Registros de dados extraídos:
----
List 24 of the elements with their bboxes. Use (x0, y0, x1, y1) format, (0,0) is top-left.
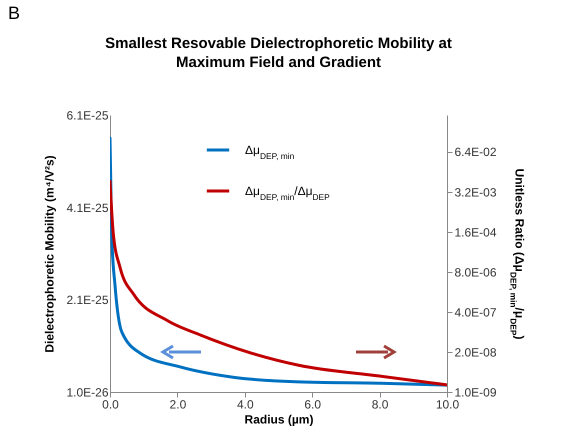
y-tick-label: 2.1E-25 (66, 293, 109, 308)
x-tick-label: 2.0 (170, 398, 187, 412)
y2-tick-label: 1.0E-09 (454, 386, 497, 400)
x-tick-label: 4.0 (236, 398, 254, 412)
y-axis-title: Dielectrophoretic Mobility (m⁴/V²s) (42, 155, 56, 353)
x-tick-label: 0.0 (102, 398, 120, 412)
legend-label: Δμ$_{DEP, min}$/Δμ$_{DEP}$ (245, 184, 330, 202)
y-tick-label: 4.1E-25 (66, 200, 109, 215)
y2-tick-label: 8.0E-06 (454, 265, 497, 280)
x-axis-title: Radius (µm) (244, 412, 314, 426)
y2-tick-label: 1.6E-04 (454, 225, 497, 240)
y2-tick-label: 2.0E-08 (454, 345, 497, 360)
x-tick-label: 10.0 (436, 398, 460, 412)
y-tick-label: 6.1E-25 (66, 108, 109, 122)
x-tick-label: 6.0 (304, 398, 322, 412)
x-tick-label: 8.0 (372, 398, 389, 412)
text: B (8, 3, 20, 23)
y2-tick-label: 6.4E-02 (454, 145, 497, 160)
y-tick-label: 1.0E-26 (66, 386, 109, 400)
line-series (110, 180, 447, 386)
legend-label: Δμ$_{DEP, min}$ (245, 143, 295, 161)
y2-tick-label: 4.0E-07 (454, 305, 497, 320)
y2-tick-label: 3.2E-03 (454, 185, 497, 200)
chart-title: Smallest Resovable Dielectrophoretic Mobility at Maximum Field and Gradient (105, 35, 452, 71)
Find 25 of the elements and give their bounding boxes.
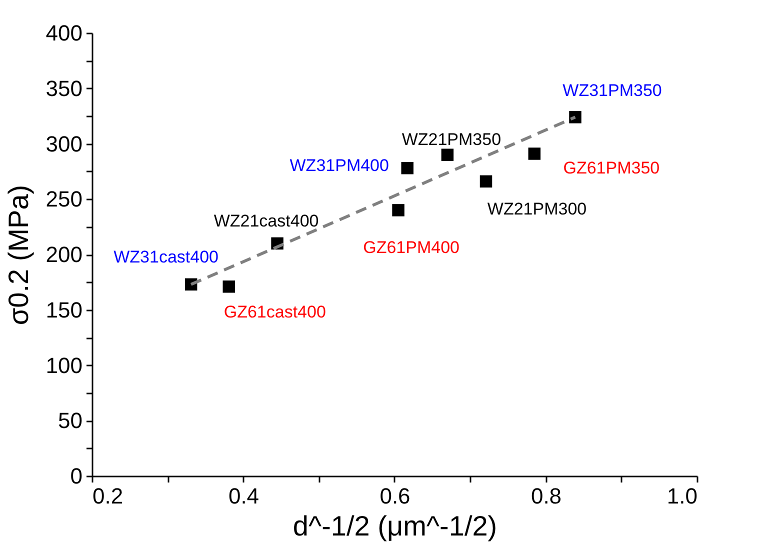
y-tick-label: 50 [58, 408, 82, 434]
x-tick-label: 0.8 [530, 484, 562, 508]
y-tick-label: 150 [46, 297, 82, 322]
y-axis-title: σ0.2 (MPa) [2, 184, 34, 326]
y-tick-label: 250 [46, 186, 82, 212]
annotation: WZ21cast400 [214, 211, 319, 230]
annotation: GZ61cast400 [224, 302, 326, 322]
y-tick-label: 400 [46, 20, 82, 46]
annotation: GZ61PM400 [363, 238, 460, 258]
annotation: WZ31PM400 [290, 156, 389, 176]
x-tick-label: 1.0 [666, 484, 698, 508]
annotation: WZ31cast400 [114, 247, 219, 266]
annotation: WZ21PM300 [487, 199, 587, 218]
x-tick-label: 0.4 [228, 484, 260, 508]
annotation: WZ21PM350 [402, 130, 502, 149]
y-tick-label: 100 [46, 352, 82, 378]
annotation: WZ31PM350 [562, 81, 662, 100]
y-tick-label: 300 [46, 131, 82, 156]
y-tick-label: 0 [70, 464, 82, 488]
x-axis-title: d^-1/2 (μm^-1/2) [292, 510, 498, 542]
annotation: GZ61PM350 [563, 158, 660, 178]
x-tick-label: 0.6 [380, 484, 410, 508]
x-tick-label: 0.2 [92, 484, 124, 508]
y-tick-label: 200 [46, 242, 82, 267]
y-tick-label: 350 [46, 76, 82, 101]
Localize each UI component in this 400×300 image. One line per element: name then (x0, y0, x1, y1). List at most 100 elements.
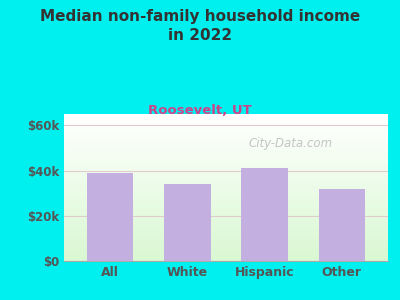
Bar (64, 125, 388, 126)
Bar (64, 142, 388, 143)
Bar (64, 167, 388, 168)
Bar (64, 115, 388, 116)
Bar (64, 121, 388, 122)
Bar (64, 245, 388, 246)
Bar (64, 257, 388, 258)
Bar (64, 258, 388, 259)
Bar (64, 217, 388, 218)
Bar (64, 173, 388, 174)
Bar (64, 214, 388, 215)
Bar (64, 199, 388, 200)
Bar (318, 189, 365, 261)
Bar (64, 210, 388, 211)
Bar (64, 215, 388, 216)
Bar (64, 246, 388, 247)
Bar (64, 256, 388, 257)
Bar (64, 151, 388, 152)
Bar (64, 152, 388, 153)
Bar (64, 240, 388, 242)
Bar (64, 236, 388, 238)
Bar (64, 238, 388, 239)
Bar (64, 231, 388, 232)
Bar (64, 124, 388, 125)
Bar (64, 198, 388, 199)
Bar (64, 254, 388, 255)
Bar (64, 220, 388, 221)
Bar (64, 207, 388, 208)
Bar (64, 183, 388, 184)
Bar (64, 150, 388, 151)
Bar (64, 255, 388, 256)
Bar (64, 174, 388, 175)
Bar (64, 149, 388, 150)
Bar (64, 166, 388, 167)
Bar (64, 209, 388, 210)
Bar (64, 194, 388, 195)
Bar (64, 247, 388, 248)
Bar (64, 195, 388, 196)
Bar (64, 219, 388, 220)
Bar (64, 234, 388, 235)
Bar (64, 168, 388, 169)
Bar (64, 243, 388, 244)
Bar (64, 190, 388, 191)
Bar (64, 133, 388, 134)
Bar (64, 126, 388, 127)
Bar (64, 222, 388, 223)
Bar (64, 223, 388, 224)
Bar (64, 137, 388, 139)
Bar (64, 116, 388, 117)
Bar (64, 134, 388, 135)
Bar (64, 127, 388, 128)
Bar (64, 172, 388, 173)
Bar (64, 180, 388, 181)
Bar (64, 179, 388, 180)
Bar (64, 156, 388, 157)
Bar (64, 251, 388, 252)
Bar (64, 242, 388, 243)
Bar (64, 158, 388, 159)
Bar (64, 146, 388, 147)
Bar (64, 154, 388, 155)
Bar (64, 226, 388, 227)
Bar (64, 228, 388, 229)
Bar (64, 117, 388, 118)
Bar (64, 235, 388, 236)
Bar (64, 178, 388, 179)
Bar (64, 136, 388, 137)
Bar (64, 139, 388, 140)
Bar (64, 201, 388, 202)
Bar (64, 181, 388, 182)
Bar (64, 184, 388, 185)
Bar (64, 118, 388, 119)
Bar (64, 135, 388, 136)
Bar (64, 188, 388, 190)
Bar (64, 205, 388, 206)
Bar (64, 208, 388, 209)
Bar (64, 155, 388, 156)
Bar (64, 232, 388, 234)
Bar (64, 204, 388, 205)
Bar (64, 252, 388, 253)
Bar (64, 197, 388, 198)
Bar (64, 176, 388, 177)
Bar (64, 203, 388, 204)
Bar (64, 202, 388, 203)
Bar (64, 253, 388, 254)
Bar (64, 260, 388, 261)
Bar (64, 141, 388, 142)
Bar (64, 224, 388, 225)
Bar (64, 161, 388, 162)
Bar (64, 206, 388, 207)
Bar (64, 249, 388, 250)
Bar (64, 131, 388, 132)
Bar (64, 147, 388, 148)
Bar (64, 182, 388, 183)
Bar (64, 164, 388, 165)
Bar (64, 143, 388, 144)
Bar (64, 227, 388, 228)
Bar (64, 170, 388, 171)
Bar (64, 157, 388, 158)
Bar (64, 130, 388, 131)
Bar (64, 122, 388, 123)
----
§ SUA TAREFA
Copie todos os registros acima, linha por linha, sem alterar nada. Deixe as imagens fora da resposta.

§ SOLUÇÃO
List 24 of the elements with their bboxes. Use (x0, y0, x1, y1) format, (0,0) is top-left.
y-tick-label: 2.1E-25 (66, 293, 109, 308)
x-tick-label: 2.0 (170, 398, 187, 412)
y2-tick-label: 1.0E-09 (454, 386, 497, 400)
x-tick-label: 4.0 (236, 398, 254, 412)
y-axis-title: Dielectrophoretic Mobility (m⁴/V²s) (42, 155, 56, 353)
x-tick-label: 0.0 (102, 398, 120, 412)
legend-label: Δμ$_{DEP, min}$/Δμ$_{DEP}$ (245, 184, 330, 202)
y-tick-label: 4.1E-25 (66, 200, 109, 215)
y2-tick-label: 8.0E-06 (454, 265, 497, 280)
x-axis-title: Radius (µm) (244, 412, 314, 426)
y2-tick-label: 1.6E-04 (454, 225, 497, 240)
y2-tick-label: 2.0E-08 (454, 345, 497, 360)
x-tick-label: 10.0 (436, 398, 460, 412)
y-tick-label: 6.1E-25 (66, 108, 109, 122)
x-tick-label: 6.0 (304, 398, 322, 412)
x-tick-label: 8.0 (372, 398, 389, 412)
text: B (8, 3, 20, 23)
y2-tick-label: 6.4E-02 (454, 145, 497, 160)
y-tick-label: 1.0E-26 (66, 386, 109, 400)
line-series (110, 180, 447, 386)
legend-label: Δμ$_{DEP, min}$ (245, 143, 295, 161)
y2-tick-label: 4.0E-07 (454, 305, 497, 320)
y2-tick-label: 3.2E-03 (454, 185, 497, 200)
chart-title: Smallest Resovable Dielectrophoretic Mobility at Maximum Field and Gradient (105, 35, 452, 71)
Find 25 of the elements and give their bounding boxes.
y-tick-label: 50 [58, 408, 82, 434]
x-tick-label: 0.8 [530, 484, 562, 508]
y-tick-label: 150 [46, 297, 82, 322]
y-axis-title: σ0.2 (MPa) [2, 184, 34, 326]
y-tick-label: 250 [46, 186, 82, 212]
annotation: WZ21cast400 [214, 211, 319, 230]
annotation: GZ61cast400 [224, 302, 326, 322]
y-tick-label: 400 [46, 20, 82, 46]
annotation: GZ61PM400 [363, 238, 460, 258]
annotation: WZ31PM400 [290, 156, 389, 176]
x-tick-label: 1.0 [666, 484, 698, 508]
annotation: WZ31cast400 [114, 247, 219, 266]
annotation: WZ21PM300 [487, 199, 587, 218]
x-tick-label: 0.4 [228, 484, 260, 508]
annotation: WZ21PM350 [402, 130, 502, 149]
y-tick-label: 100 [46, 352, 82, 378]
annotation: WZ31PM350 [562, 81, 662, 100]
y-tick-label: 300 [46, 131, 82, 156]
y-tick-label: 0 [70, 464, 82, 488]
x-axis-title: d^-1/2 (μm^-1/2) [292, 510, 498, 542]
annotation: GZ61PM350 [563, 158, 660, 178]
x-tick-label: 0.6 [380, 484, 410, 508]
x-tick-label: 0.2 [92, 484, 124, 508]
y-tick-label: 200 [46, 242, 82, 267]
y-tick-label: 350 [46, 76, 82, 101]
Localize each UI component in this 400×300 image. One line per element: name then (x0, y0, x1, y1). List at most 100 elements.
Bar (64, 125, 388, 126)
Bar (64, 142, 388, 143)
Bar (64, 167, 388, 168)
Bar (64, 115, 388, 116)
Bar (64, 121, 388, 122)
Bar (64, 245, 388, 246)
Bar (64, 257, 388, 258)
Bar (64, 258, 388, 259)
Bar (64, 217, 388, 218)
Bar (64, 173, 388, 174)
Bar (64, 214, 388, 215)
Bar (64, 199, 388, 200)
Bar (318, 189, 365, 261)
Bar (64, 210, 388, 211)
Bar (64, 215, 388, 216)
Bar (64, 246, 388, 247)
Bar (64, 256, 388, 257)
Bar (64, 151, 388, 152)
Bar (64, 152, 388, 153)
Bar (64, 240, 388, 242)
Bar (64, 236, 388, 238)
Bar (64, 238, 388, 239)
Bar (64, 231, 388, 232)
Bar (64, 124, 388, 125)
Bar (64, 198, 388, 199)
Bar (64, 254, 388, 255)
Bar (64, 220, 388, 221)
Bar (64, 207, 388, 208)
Bar (64, 183, 388, 184)
Bar (64, 150, 388, 151)
Bar (64, 255, 388, 256)
Bar (64, 174, 388, 175)
Bar (64, 149, 388, 150)
Bar (64, 166, 388, 167)
Bar (64, 209, 388, 210)
Bar (64, 194, 388, 195)
Bar (64, 247, 388, 248)
Bar (64, 195, 388, 196)
Bar (64, 219, 388, 220)
Bar (64, 234, 388, 235)
Bar (64, 168, 388, 169)
Bar (64, 243, 388, 244)
Bar (64, 190, 388, 191)
Bar (64, 133, 388, 134)
Bar (64, 126, 388, 127)
Bar (64, 222, 388, 223)
Bar (64, 223, 388, 224)
Bar (64, 137, 388, 139)
Bar (64, 116, 388, 117)
Bar (64, 134, 388, 135)
Bar (64, 127, 388, 128)
Bar (64, 172, 388, 173)
Bar (64, 180, 388, 181)
Bar (64, 179, 388, 180)
Bar (64, 156, 388, 157)
Bar (64, 251, 388, 252)
Bar (64, 242, 388, 243)
Bar (64, 158, 388, 159)
Bar (64, 146, 388, 147)
Bar (64, 154, 388, 155)
Bar (64, 226, 388, 227)
Bar (64, 228, 388, 229)
Bar (64, 117, 388, 118)
Bar (64, 235, 388, 236)
Bar (64, 178, 388, 179)
Bar (64, 136, 388, 137)
Bar (64, 139, 388, 140)
Bar (64, 201, 388, 202)
Bar (64, 181, 388, 182)
Bar (64, 184, 388, 185)
Bar (64, 118, 388, 119)
Bar (64, 135, 388, 136)
Bar (64, 188, 388, 190)
Bar (64, 205, 388, 206)
Bar (64, 208, 388, 209)
Bar (64, 155, 388, 156)
Bar (64, 232, 388, 234)
Bar (64, 204, 388, 205)
Bar (64, 252, 388, 253)
Bar (64, 197, 388, 198)
Bar (64, 176, 388, 177)
Bar (64, 203, 388, 204)
Bar (64, 202, 388, 203)
Bar (64, 253, 388, 254)
Bar (64, 260, 388, 261)
Bar (64, 141, 388, 142)
Bar (64, 224, 388, 225)
Bar (64, 161, 388, 162)
Bar (64, 206, 388, 207)
Bar (64, 249, 388, 250)
Bar (64, 131, 388, 132)
Bar (64, 147, 388, 148)
Bar (64, 182, 388, 183)
Bar (64, 164, 388, 165)
Bar (64, 143, 388, 144)
Bar (64, 227, 388, 228)
Bar (64, 170, 388, 171)
Bar (64, 157, 388, 158)
Bar (64, 130, 388, 131)
Bar (64, 122, 388, 123)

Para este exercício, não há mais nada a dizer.